[Records from a data collection]
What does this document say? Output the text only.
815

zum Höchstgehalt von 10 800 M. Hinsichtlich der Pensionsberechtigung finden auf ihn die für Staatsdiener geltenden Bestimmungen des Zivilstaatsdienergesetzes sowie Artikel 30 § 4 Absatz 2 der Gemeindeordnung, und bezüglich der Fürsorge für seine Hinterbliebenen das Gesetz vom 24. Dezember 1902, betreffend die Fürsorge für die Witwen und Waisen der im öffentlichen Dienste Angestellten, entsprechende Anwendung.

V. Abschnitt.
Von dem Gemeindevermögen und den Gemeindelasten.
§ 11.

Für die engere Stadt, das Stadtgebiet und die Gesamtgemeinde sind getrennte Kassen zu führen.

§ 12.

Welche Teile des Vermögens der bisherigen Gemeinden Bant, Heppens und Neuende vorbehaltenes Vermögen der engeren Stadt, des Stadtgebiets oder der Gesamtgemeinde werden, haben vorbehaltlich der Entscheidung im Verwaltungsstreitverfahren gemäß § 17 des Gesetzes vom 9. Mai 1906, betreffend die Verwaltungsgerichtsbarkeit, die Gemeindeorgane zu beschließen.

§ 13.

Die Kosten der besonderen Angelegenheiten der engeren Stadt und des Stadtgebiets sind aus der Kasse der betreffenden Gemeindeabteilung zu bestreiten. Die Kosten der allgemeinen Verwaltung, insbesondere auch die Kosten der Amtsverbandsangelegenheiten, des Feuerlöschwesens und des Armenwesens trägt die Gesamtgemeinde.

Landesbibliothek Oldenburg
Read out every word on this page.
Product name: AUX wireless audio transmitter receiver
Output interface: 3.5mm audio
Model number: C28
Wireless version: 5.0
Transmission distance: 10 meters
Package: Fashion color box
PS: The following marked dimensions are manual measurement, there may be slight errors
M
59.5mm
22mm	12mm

* _REQUIREMENT_: Search the data for "Gesamtgemeinde" and list every line in which it occurs.

* _RESULT OF THIS TASK_:
Für die engere Stadt, das Stadtgebiet und die Gesamtgemeinde sind getrennte Kassen zu führen.
Welche Teile des Vermögens der bisherigen Gemeinden Bant, Heppens und Neuende vorbehaltenes Vermögen der engeren Stadt, des Stadtgebiets oder der Gesamtgemeinde werden, haben vorbehaltlich der Entscheidung im Verwaltungsstreitverfahren gemäß § 17 des Gesetzes vom 9. Mai 1906, betreffend die Verwaltungsgerichtsbarkeit, die Gemeindeorgane zu beschließen.
Die Kosten der besonderen Angelegenheiten der engeren Stadt und des Stadtgebiets sind aus der Kasse der betreffenden Gemeindeabteilung zu bestreiten. Die Kosten der allgemeinen Verwaltung, insbesondere auch die Kosten der Amtsverbandsangelegenheiten, des Feuerlöschwesens und des Armenwesens trägt die Gesamtgemeinde.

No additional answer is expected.